■ Extracted material
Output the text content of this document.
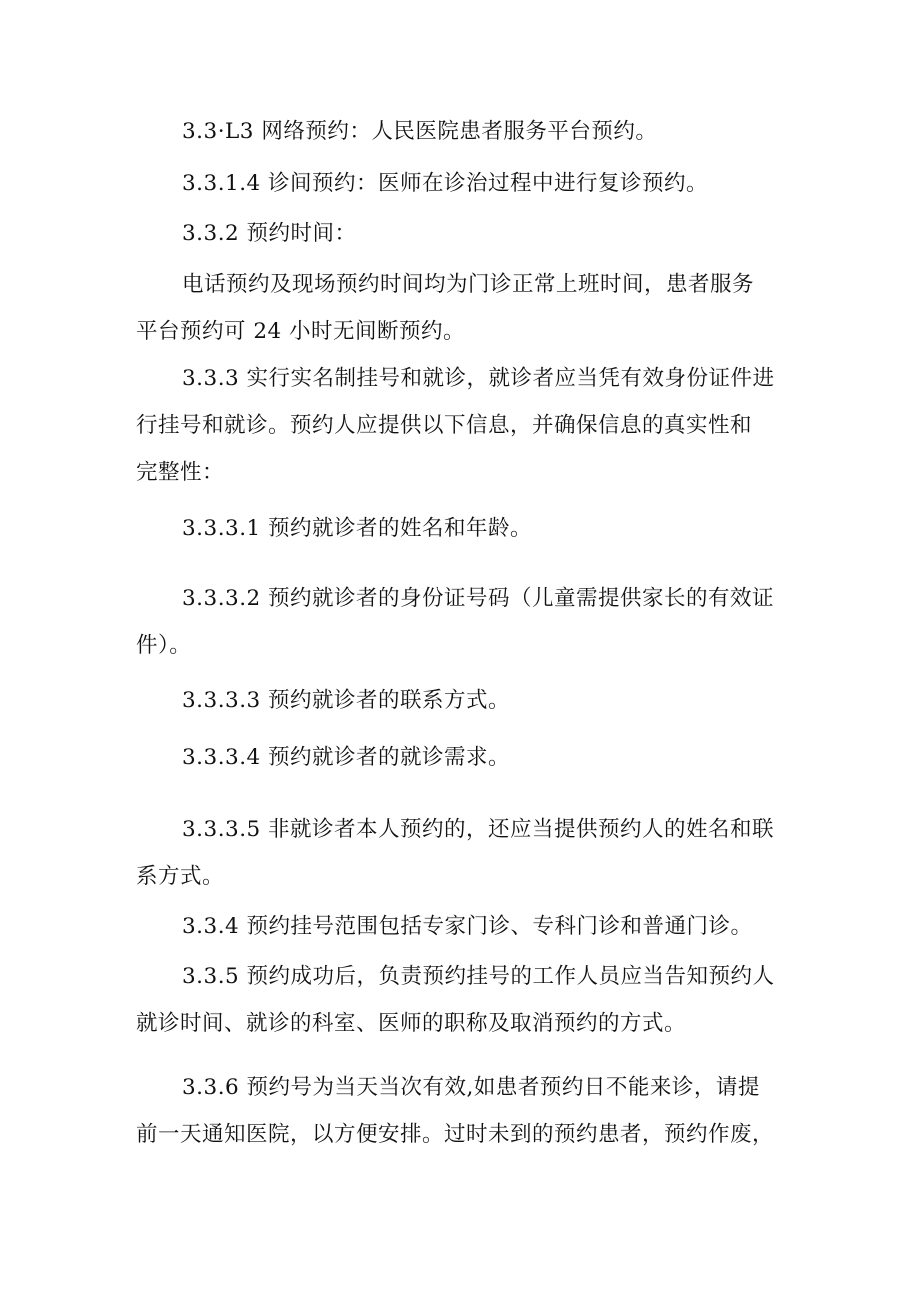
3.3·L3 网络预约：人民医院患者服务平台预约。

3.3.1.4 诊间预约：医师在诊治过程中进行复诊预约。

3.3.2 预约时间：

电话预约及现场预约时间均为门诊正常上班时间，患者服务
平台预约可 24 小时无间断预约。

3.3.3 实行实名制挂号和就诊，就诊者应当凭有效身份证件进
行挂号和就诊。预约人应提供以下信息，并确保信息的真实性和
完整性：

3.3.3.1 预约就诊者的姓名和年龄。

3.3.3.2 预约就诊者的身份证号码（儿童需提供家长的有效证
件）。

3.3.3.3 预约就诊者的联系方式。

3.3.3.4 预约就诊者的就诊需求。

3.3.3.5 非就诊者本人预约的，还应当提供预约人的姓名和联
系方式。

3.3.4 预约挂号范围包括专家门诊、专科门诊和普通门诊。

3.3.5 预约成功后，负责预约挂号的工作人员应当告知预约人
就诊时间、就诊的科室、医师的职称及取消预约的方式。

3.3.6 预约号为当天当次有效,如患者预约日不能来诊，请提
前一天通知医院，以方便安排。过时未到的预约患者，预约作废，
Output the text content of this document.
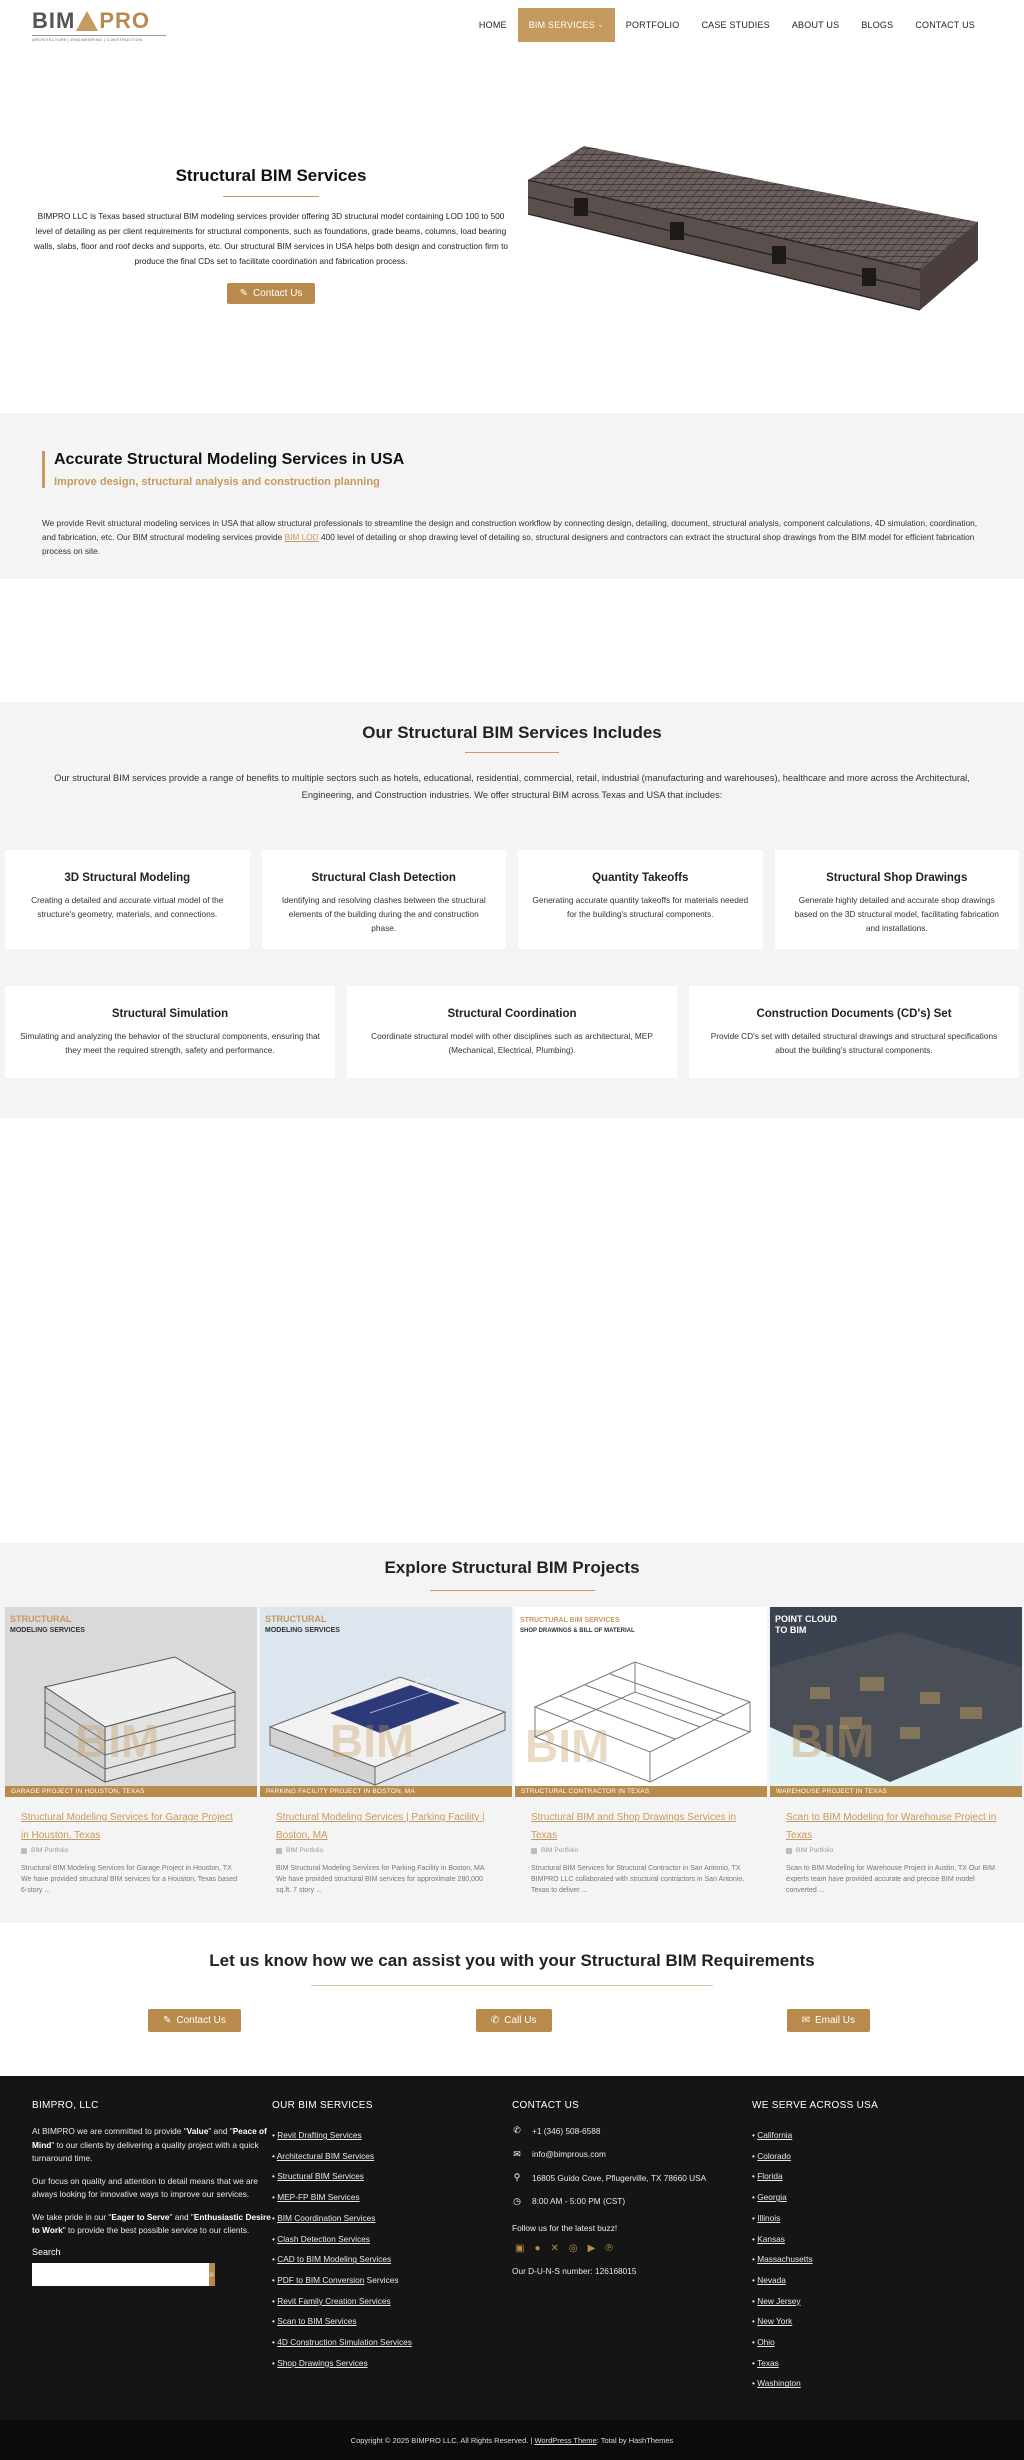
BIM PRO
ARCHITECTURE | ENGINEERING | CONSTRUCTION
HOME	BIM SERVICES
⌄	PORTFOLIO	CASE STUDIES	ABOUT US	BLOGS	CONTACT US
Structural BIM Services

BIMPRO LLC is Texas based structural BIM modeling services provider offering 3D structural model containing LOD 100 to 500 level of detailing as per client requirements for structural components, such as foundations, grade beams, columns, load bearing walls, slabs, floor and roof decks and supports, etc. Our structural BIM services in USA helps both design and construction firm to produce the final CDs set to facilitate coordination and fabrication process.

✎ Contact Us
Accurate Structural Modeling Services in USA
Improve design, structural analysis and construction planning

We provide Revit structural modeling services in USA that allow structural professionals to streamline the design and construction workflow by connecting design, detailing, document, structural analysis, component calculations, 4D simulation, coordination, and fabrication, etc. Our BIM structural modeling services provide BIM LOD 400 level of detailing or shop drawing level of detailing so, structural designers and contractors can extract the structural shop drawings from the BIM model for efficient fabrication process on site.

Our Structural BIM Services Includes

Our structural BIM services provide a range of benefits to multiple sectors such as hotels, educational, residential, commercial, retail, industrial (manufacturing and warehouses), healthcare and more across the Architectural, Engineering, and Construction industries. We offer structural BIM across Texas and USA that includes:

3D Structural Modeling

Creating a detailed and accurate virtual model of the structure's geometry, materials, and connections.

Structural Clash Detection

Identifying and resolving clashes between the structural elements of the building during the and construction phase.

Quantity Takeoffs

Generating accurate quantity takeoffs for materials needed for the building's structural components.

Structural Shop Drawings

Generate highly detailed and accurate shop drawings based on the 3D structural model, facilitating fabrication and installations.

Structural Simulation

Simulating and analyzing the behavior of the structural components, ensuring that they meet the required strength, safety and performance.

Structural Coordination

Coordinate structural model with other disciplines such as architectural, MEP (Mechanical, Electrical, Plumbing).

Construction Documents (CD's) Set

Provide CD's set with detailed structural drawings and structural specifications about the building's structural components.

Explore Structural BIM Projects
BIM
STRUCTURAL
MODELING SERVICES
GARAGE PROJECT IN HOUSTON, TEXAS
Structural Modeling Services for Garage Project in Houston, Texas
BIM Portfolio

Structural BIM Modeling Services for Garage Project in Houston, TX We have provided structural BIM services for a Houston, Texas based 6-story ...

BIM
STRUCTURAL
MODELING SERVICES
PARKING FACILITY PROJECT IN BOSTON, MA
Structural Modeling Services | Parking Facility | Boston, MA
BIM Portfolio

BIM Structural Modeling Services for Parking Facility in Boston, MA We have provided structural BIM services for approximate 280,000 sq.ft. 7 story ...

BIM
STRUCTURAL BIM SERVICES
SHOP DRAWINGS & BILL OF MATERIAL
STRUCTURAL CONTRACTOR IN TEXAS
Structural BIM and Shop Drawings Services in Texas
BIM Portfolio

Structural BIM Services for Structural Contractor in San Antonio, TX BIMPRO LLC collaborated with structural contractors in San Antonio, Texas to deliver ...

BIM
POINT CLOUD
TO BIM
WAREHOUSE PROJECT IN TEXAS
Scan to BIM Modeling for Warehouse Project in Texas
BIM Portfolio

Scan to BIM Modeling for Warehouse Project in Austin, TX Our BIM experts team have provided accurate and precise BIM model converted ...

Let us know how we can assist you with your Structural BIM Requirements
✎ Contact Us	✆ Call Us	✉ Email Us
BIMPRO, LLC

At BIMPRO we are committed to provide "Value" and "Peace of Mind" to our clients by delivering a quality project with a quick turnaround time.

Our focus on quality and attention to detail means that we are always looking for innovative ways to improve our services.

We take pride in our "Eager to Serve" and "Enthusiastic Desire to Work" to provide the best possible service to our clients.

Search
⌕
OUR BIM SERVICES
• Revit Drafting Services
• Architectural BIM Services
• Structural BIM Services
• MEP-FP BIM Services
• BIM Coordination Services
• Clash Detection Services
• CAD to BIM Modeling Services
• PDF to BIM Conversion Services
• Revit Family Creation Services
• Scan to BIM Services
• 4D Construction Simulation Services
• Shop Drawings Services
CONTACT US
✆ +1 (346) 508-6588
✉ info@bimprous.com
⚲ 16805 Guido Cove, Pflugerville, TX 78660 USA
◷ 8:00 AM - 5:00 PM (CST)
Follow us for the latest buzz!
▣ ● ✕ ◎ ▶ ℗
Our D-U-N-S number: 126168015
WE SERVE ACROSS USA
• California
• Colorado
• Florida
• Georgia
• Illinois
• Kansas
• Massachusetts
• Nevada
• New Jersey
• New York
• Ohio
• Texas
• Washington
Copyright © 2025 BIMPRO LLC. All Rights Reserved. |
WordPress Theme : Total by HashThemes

■ Stated exercise
Pick out the lines containing the word "level" and show them.

■ Result of the task
BIMPRO LLC is Texas based structural BIM modeling services provider offering 3D structural model containing LOD 100 to 500 level of detailing as per client requirements for structural components, such as foundations, grade beams, columns, load bearing walls, slabs, floor and roof decks and supports, etc. Our structural BIM services in USA helps both design and construction firm to produce the final CDs set to facilitate coordination and fabrication process.
We provide Revit structural modeling services in USA that allow structural professionals to streamline the design and construction workflow by connecting design, detailing, document, structural analysis, component calculations, 4D simulation, coordination, and fabrication, etc. Our BIM structural modeling services provide BIM LOD 400 level of detailing or shop drawing level of detailing so, structural designers and contractors can extract the structural shop drawings from the BIM model for efficient fabrication process on site.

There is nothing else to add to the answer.